### What you should do
Single out each line with the word "JSON" and copy it.

### Exercise data
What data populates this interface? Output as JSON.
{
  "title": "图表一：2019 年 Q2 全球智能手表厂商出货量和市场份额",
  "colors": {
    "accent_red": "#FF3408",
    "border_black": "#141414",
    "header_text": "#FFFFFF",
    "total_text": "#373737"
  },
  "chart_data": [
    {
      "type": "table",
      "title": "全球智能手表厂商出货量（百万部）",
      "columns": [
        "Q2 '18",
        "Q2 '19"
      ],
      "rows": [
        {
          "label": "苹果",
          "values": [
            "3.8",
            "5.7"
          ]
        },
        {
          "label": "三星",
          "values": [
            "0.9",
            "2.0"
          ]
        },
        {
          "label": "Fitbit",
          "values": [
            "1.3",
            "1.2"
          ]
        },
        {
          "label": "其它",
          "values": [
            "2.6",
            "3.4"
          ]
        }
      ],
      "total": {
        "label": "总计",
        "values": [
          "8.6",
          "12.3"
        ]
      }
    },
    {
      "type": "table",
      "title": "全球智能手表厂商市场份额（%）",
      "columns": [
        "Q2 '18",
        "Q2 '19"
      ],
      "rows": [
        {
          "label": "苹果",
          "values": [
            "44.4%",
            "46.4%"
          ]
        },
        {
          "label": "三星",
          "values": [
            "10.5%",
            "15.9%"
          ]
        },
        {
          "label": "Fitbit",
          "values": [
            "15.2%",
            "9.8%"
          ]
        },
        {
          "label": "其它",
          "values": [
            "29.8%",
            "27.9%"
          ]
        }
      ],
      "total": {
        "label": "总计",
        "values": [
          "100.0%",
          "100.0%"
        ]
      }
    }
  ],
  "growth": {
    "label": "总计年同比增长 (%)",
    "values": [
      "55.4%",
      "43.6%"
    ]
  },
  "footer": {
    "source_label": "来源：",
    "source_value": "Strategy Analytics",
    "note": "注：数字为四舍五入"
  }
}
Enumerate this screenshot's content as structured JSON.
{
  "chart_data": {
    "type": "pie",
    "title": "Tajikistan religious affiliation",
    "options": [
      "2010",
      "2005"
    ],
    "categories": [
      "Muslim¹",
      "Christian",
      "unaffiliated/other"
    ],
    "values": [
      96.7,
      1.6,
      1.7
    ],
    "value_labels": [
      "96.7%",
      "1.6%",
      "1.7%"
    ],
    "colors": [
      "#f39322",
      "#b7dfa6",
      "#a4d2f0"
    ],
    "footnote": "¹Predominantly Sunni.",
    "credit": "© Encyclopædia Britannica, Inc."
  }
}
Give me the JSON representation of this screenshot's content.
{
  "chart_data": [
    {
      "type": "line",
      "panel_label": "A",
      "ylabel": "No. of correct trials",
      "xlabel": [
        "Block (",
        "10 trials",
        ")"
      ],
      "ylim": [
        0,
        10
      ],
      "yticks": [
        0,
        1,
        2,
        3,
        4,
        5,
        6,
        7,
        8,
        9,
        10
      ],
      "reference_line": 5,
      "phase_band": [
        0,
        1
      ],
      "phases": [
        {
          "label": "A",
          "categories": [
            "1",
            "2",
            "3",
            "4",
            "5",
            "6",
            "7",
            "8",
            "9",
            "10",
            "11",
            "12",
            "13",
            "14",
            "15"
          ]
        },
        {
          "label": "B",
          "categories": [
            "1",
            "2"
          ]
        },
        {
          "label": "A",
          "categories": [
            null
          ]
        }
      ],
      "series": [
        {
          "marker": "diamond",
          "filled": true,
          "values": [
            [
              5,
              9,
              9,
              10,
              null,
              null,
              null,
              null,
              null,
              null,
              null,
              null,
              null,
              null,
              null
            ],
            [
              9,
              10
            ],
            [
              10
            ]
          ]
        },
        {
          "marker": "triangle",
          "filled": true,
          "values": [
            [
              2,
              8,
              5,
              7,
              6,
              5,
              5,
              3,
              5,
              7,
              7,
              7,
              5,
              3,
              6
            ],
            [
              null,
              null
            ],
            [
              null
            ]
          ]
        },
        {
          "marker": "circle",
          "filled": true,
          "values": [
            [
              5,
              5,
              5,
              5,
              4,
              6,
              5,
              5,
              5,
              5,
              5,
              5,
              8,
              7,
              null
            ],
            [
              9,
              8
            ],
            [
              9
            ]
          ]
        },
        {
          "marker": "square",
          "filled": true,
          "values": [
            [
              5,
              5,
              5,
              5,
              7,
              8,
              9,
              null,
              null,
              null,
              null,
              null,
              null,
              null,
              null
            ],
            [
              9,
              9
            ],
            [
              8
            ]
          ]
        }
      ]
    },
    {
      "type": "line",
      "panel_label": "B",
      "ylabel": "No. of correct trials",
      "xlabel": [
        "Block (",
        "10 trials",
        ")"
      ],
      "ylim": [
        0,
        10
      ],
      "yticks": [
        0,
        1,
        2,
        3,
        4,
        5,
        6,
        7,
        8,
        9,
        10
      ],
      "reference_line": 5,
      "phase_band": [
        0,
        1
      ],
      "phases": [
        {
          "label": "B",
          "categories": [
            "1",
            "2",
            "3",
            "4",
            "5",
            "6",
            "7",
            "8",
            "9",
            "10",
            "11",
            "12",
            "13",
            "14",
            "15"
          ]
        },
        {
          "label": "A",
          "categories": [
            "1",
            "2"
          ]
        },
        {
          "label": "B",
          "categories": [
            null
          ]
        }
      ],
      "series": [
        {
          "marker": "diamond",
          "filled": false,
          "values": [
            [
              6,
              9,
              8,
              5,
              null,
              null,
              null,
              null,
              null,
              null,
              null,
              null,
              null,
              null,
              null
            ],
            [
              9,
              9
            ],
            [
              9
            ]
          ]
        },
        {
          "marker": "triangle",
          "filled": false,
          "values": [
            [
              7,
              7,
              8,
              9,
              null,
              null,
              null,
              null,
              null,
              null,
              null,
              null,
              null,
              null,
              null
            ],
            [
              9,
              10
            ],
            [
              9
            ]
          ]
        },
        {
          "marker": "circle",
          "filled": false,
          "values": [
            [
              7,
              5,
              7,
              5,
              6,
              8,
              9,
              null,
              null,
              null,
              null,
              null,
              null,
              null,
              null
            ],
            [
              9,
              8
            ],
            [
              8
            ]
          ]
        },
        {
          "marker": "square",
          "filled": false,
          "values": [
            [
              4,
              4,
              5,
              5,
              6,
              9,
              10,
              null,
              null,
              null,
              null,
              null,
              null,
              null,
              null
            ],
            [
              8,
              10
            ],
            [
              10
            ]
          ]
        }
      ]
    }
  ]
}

### Completed task
What data populates this interface? Output as JSON.
Enumerate this screenshot's content as structured JSON.
Give me the JSON representation of this screenshot's content.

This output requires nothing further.